>> start Data section

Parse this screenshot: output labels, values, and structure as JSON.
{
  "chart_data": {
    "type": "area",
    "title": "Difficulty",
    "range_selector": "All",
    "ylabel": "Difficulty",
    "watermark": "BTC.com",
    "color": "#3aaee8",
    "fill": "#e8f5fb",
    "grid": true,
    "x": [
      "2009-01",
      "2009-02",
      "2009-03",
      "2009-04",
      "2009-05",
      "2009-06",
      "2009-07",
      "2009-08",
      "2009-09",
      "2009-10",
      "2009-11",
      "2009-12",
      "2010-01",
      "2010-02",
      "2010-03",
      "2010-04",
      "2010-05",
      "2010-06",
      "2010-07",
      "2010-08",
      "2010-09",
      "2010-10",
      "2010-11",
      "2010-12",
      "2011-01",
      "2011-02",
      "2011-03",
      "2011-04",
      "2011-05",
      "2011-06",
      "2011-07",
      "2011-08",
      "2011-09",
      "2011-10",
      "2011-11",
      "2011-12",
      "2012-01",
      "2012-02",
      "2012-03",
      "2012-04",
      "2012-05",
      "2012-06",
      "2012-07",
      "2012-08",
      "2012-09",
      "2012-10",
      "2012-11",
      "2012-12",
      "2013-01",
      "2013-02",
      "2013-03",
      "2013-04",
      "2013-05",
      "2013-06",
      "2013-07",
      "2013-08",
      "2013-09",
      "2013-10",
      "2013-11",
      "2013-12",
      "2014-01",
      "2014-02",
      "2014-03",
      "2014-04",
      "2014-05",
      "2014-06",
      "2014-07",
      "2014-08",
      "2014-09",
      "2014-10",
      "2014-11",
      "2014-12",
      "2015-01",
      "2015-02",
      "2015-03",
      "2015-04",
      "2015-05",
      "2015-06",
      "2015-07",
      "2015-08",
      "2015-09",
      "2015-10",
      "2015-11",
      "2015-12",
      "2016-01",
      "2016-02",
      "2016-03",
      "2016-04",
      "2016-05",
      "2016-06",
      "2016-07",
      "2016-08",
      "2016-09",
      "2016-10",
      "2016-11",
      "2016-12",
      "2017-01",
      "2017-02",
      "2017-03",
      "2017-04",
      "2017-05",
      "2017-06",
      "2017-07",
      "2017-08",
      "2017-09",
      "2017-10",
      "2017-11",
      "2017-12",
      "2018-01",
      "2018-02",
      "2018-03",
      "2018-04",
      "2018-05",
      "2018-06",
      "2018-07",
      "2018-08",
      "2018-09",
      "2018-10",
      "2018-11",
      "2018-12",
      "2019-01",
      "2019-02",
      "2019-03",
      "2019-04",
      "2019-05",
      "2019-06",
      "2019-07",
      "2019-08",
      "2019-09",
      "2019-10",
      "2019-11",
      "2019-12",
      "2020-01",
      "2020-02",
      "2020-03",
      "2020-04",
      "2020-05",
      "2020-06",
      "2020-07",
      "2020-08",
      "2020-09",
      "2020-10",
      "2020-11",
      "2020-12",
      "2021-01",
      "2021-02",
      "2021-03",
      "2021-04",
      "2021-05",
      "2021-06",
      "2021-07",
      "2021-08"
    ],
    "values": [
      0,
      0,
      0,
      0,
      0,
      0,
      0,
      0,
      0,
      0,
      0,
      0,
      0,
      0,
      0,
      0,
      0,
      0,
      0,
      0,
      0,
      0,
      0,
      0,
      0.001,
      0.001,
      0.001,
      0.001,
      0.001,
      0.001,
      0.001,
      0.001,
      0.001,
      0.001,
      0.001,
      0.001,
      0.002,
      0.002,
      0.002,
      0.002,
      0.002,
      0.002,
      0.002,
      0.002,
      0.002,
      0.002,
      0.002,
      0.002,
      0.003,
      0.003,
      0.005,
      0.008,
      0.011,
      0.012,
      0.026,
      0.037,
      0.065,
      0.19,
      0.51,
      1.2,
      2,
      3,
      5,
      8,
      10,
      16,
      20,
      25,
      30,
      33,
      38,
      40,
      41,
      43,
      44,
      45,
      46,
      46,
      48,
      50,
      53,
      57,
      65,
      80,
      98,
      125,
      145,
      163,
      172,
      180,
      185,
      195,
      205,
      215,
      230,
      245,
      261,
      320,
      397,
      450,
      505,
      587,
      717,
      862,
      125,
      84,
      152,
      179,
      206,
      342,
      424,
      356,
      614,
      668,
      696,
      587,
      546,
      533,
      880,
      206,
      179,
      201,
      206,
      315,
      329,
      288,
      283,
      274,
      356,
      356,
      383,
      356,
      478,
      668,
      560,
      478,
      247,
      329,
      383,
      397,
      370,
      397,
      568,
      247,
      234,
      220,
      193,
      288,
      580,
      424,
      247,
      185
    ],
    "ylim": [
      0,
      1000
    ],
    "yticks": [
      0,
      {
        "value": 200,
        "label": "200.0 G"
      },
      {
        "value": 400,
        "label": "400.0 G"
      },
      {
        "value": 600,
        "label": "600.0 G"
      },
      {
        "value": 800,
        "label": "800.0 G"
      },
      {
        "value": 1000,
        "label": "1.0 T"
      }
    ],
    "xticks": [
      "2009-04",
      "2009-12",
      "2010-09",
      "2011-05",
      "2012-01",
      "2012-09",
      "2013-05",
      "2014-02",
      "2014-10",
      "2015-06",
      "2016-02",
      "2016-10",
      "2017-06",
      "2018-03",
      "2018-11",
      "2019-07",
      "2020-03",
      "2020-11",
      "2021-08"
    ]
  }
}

>> end Data section

* [Challenge] Return every line exactly.

* [Output]
Parse this screenshot: output labels, values, and structure as JSON.
{
  "chart_data": {
    "type": "area",
    "title": "Difficulty",
    "range_selector": "All",
    "ylabel": "Difficulty",
    "watermark": "BTC.com",
    "color": "#3aaee8",
    "fill": "#e8f5fb",
    "grid": true,
    "x": [
      "2009-01",
      "2009-02",
      "2009-03",
      "2009-04",
      "2009-05",
      "2009-06",
      "2009-07",
      "2009-08",
      "2009-09",
      "2009-10",
      "2009-11",
      "2009-12",
      "2010-01",
      "2010-02",
      "2010-03",
      "2010-04",
      "2010-05",
      "2010-06",
      "2010-07",
      "2010-08",
      "2010-09",
      "2010-10",
      "2010-11",
      "2010-12",
      "2011-01",
      "2011-02",
      "2011-03",
      "2011-04",
      "2011-05",
      "2011-06",
      "2011-07",
      "2011-08",
      "2011-09",
      "2011-10",
      "2011-11",
      "2011-12",
      "2012-01",
      "2012-02",
      "2012-03",
      "2012-04",
      "2012-05",
      "2012-06",
      "2012-07",
      "2012-08",
      "2012-09",
      "2012-10",
      "2012-11",
      "2012-12",
      "2013-01",
      "2013-02",
      "2013-03",
      "2013-04",
      "2013-05",
      "2013-06",
      "2013-07",
      "2013-08",
      "2013-09",
      "2013-10",
      "2013-11",
      "2013-12",
      "2014-01",
      "2014-02",
      "2014-03",
      "2014-04",
      "2014-05",
      "2014-06",
      "2014-07",
      "2014-08",
      "2014-09",
      "2014-10",
      "2014-11",
      "2014-12",
      "2015-01",
      "2015-02",
      "2015-03",
      "2015-04",
      "2015-05",
      "2015-06",
      "2015-07",
      "2015-08",
      "2015-09",
      "2015-10",
      "2015-11",
      "2015-12",
      "2016-01",
      "2016-02",
      "2016-03",
      "2016-04",
      "2016-05",
      "2016-06",
      "2016-07",
      "2016-08",
      "2016-09",
      "2016-10",
      "2016-11",
      "2016-12",
      "2017-01",
      "2017-02",
      "2017-03",
      "2017-04",
      "2017-05",
      "2017-06",
      "2017-07",
      "2017-08",
      "2017-09",
      "2017-10",
      "2017-11",
      "2017-12",
      "2018-01",
      "2018-02",
      "2018-03",
      "2018-04",
      "2018-05",
      "2018-06",
      "2018-07",
      "2018-08",
      "2018-09",
      "2018-10",
      "2018-11",
      "2018-12",
      "2019-01",
      "2019-02",
      "2019-03",
      "2019-04",
      "2019-05",
      "2019-06",
      "2019-07",
      "2019-08",
      "2019-09",
      "2019-10",
      "2019-11",
      "2019-12",
      "2020-01",
      "2020-02",
      "2020-03",
      "2020-04",
      "2020-05",
      "2020-06",
      "2020-07",
      "2020-08",
      "2020-09",
      "2020-10",
      "2020-11",
      "2020-12",
      "2021-01",
      "2021-02",
      "2021-03",
      "2021-04",
      "2021-05",
      "2021-06",
      "2021-07",
      "2021-08"
    ],
    "values": [
      0,
      0,
      0,
      0,
      0,
      0,
      0,
      0,
      0,
      0,
      0,
      0,
      0,
      0,
      0,
      0,
      0,
      0,
      0,
      0,
      0,
      0,
      0,
      0,
      0.001,
      0.001,
      0.001,
      0.001,
      0.001,
      0.001,
      0.001,
      0.001,
      0.001,
      0.001,
      0.001,
      0.001,
      0.002,
      0.002,
      0.002,
      0.002,
      0.002,
      0.002,
      0.002,
      0.002,
      0.002,
      0.002,
      0.002,
      0.002,
      0.003,
      0.003,
      0.005,
      0.008,
      0.011,
      0.012,
      0.026,
      0.037,
      0.065,
      0.19,
      0.51,
      1.2,
      2,
      3,
      5,
      8,
      10,
      16,
      20,
      25,
      30,
      33,
      38,
      40,
      41,
      43,
      44,
      45,
      46,
      46,
      48,
      50,
      53,
      57,
      65,
      80,
      98,
      125,
      145,
      163,
      172,
      180,
      185,
      195,
      205,
      215,
      230,
      245,
      261,
      320,
      397,
      450,
      505,
      587,
      717,
      862,
      125,
      84,
      152,
      179,
      206,
      342,
      424,
      356,
      614,
      668,
      696,
      587,
      546,
      533,
      880,
      206,
      179,
      201,
      206,
      315,
      329,
      288,
      283,
      274,
      356,
      356,
      383,
      356,
      478,
      668,
      560,
      478,
      247,
      329,
      383,
      397,
      370,
      397,
      568,
      247,
      234,
      220,
      193,
      288,
      580,
      424,
      247,
      185
    ],
    "ylim": [
      0,
      1000
    ],
    "yticks": [
      0,
      {
        "value": 200,
        "label": "200.0 G"
      },
      {
        "value": 400,
        "label": "400.0 G"
      },
      {
        "value": 600,
        "label": "600.0 G"
      },
      {
        "value": 800,
        "label": "800.0 G"
      },
      {
        "value": 1000,
        "label": "1.0 T"
      }
    ],
    "xticks": [
      "2009-04",
      "2009-12",
      "2010-09",
      "2011-05",
      "2012-01",
      "2012-09",
      "2013-05",
      "2014-02",
      "2014-10",
      "2015-06",
      "2016-02",
      "2016-10",
      "2017-06",
      "2018-03",
      "2018-11",
      "2019-07",
      "2020-03",
      "2020-11",
      "2021-08"
    ]
  }
}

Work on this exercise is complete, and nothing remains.